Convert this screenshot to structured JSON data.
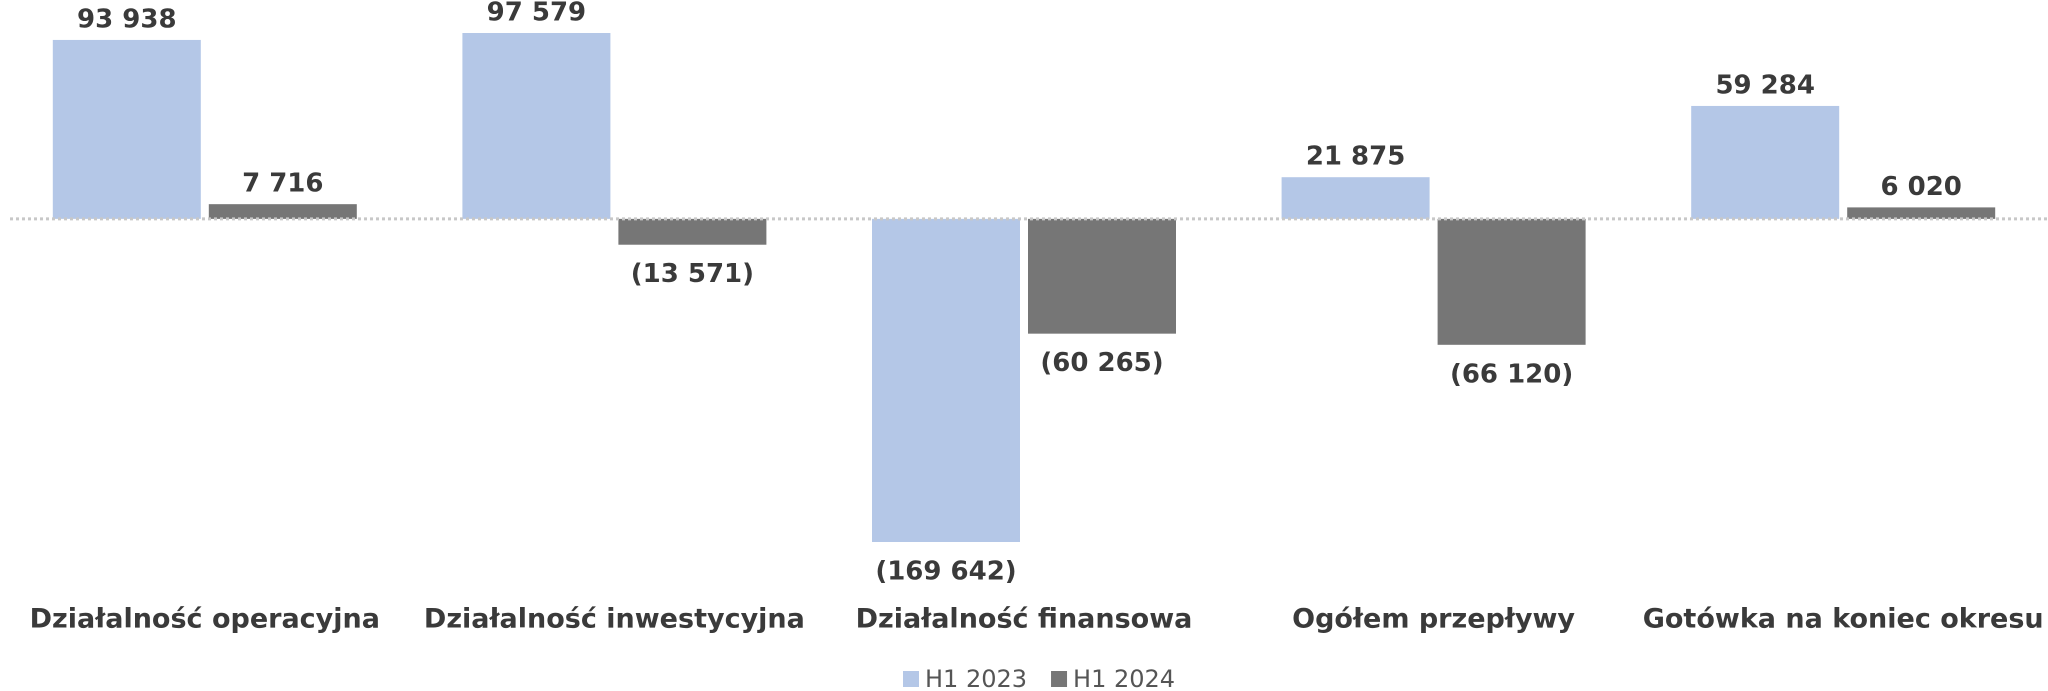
{
  "chart_data": {
    "type": "bar",
    "categories": [
      "Działalność operacyjna",
      "Działalność inwestycyjna",
      "Działalność finansowa",
      "Ogółem przepływy",
      "Gotówka na koniec okresu"
    ],
    "series": [
      {
        "name": "H1 2023",
        "color": "#b4c7e7",
        "values": [
          93938,
          97579,
          -169642,
          21875,
          59284
        ],
        "value_labels": [
          "93 938",
          "97 579",
          "(169 642)",
          "21 875",
          "59 284"
        ]
      },
      {
        "name": "H1 2024",
        "color": "#767676",
        "values": [
          7716,
          -13571,
          -60265,
          -66120,
          6020
        ],
        "value_labels": [
          "7 716",
          "(13 571)",
          "(60 265)",
          "(66 120)",
          "6 020"
        ]
      }
    ],
    "legend": "bottom"
  }
}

### [TASK GOAL]
Quote all of the entries word for word, omitting any pictures.

### [EXERCISE ANSWER]
Convert this screenshot to structured JSON data.
{
  "chart_data": {
    "type": "bar",
    "categories": [
      "Działalność operacyjna",
      "Działalność inwestycyjna",
      "Działalność finansowa",
      "Ogółem przepływy",
      "Gotówka na koniec okresu"
    ],
    "series": [
      {
        "name": "H1 2023",
        "color": "#b4c7e7",
        "values": [
          93938,
          97579,
          -169642,
          21875,
          59284
        ],
        "value_labels": [
          "93 938",
          "97 579",
          "(169 642)",
          "21 875",
          "59 284"
        ]
      },
      {
        "name": "H1 2024",
        "color": "#767676",
        "values": [
          7716,
          -13571,
          -60265,
          -66120,
          6020
        ],
        "value_labels": [
          "7 716",
          "(13 571)",
          "(60 265)",
          "(66 120)",
          "6 020"
        ]
      }
    ],
    "legend": "bottom"
  }
}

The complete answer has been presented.